**Direction:** Find the number of lines containing the string "ремонта" in the data. Answer with the number by itself.

**Extracted information:**

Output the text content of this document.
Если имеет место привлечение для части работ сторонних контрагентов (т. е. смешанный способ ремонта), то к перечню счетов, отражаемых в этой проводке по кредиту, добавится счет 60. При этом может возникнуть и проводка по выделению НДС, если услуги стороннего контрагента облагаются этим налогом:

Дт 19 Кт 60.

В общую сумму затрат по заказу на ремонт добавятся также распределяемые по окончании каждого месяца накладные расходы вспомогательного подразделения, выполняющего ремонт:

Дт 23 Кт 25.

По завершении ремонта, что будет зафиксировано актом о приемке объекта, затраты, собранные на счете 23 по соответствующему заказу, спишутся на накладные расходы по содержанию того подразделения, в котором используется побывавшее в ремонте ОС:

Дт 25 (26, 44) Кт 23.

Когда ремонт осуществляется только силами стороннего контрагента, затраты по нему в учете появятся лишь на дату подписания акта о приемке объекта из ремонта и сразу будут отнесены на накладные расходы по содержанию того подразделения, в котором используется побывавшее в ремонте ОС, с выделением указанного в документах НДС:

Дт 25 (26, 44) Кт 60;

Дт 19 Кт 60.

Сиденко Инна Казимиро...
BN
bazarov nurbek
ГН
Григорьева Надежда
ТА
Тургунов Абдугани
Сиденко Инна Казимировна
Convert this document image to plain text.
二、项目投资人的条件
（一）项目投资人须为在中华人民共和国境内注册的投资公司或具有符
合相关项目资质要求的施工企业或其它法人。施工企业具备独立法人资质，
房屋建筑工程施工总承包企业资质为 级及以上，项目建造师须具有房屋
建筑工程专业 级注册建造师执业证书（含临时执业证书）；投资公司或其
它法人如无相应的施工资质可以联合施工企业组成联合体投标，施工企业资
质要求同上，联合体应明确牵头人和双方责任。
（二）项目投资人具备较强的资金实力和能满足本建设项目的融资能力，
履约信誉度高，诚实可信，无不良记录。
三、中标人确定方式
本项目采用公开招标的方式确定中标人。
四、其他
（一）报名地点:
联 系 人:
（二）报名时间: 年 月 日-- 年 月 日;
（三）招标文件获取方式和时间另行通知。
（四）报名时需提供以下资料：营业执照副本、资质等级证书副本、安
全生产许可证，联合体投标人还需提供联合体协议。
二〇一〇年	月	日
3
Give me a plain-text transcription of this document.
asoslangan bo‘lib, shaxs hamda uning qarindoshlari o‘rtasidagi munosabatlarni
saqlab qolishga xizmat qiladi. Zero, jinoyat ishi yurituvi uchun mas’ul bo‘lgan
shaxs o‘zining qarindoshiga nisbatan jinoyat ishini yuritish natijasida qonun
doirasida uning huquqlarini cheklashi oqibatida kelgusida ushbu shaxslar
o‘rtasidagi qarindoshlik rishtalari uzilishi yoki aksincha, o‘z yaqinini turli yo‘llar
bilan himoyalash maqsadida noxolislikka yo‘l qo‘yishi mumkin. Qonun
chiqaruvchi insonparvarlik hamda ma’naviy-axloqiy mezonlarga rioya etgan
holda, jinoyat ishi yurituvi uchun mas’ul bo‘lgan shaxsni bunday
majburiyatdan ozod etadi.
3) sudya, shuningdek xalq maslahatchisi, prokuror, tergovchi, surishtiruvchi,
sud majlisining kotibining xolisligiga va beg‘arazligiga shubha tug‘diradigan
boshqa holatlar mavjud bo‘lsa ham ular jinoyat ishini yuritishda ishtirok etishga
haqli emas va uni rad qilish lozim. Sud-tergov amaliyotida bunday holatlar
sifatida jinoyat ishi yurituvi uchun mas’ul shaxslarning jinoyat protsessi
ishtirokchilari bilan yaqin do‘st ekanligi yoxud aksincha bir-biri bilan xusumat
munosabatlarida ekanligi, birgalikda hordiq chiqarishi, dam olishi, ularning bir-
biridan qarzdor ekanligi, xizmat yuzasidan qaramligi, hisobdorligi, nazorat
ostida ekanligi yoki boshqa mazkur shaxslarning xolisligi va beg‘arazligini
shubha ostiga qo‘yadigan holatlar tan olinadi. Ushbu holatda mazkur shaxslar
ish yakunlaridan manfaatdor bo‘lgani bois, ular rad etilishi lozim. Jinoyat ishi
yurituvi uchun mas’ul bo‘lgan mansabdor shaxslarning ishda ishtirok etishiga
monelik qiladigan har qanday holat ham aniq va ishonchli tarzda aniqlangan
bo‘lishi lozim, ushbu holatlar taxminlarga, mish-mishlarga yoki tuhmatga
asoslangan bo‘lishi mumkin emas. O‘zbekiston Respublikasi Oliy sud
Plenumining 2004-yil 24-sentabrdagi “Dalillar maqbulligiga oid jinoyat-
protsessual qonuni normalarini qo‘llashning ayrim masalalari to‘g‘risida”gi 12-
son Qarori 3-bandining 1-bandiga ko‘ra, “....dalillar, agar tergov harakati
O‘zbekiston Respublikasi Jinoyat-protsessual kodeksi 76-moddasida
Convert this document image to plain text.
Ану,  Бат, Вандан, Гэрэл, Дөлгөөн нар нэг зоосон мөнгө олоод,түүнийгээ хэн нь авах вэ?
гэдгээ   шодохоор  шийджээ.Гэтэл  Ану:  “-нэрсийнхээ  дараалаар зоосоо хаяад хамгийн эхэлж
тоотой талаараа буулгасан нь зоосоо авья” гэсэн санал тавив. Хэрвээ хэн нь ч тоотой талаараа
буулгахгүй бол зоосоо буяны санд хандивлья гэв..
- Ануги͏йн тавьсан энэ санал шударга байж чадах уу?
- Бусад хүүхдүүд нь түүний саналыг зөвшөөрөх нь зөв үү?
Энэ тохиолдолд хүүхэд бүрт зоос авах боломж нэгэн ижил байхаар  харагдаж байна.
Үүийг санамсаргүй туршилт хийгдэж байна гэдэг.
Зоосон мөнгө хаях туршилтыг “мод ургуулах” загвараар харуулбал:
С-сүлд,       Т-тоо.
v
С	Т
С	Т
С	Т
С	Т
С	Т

**Written reply:** 3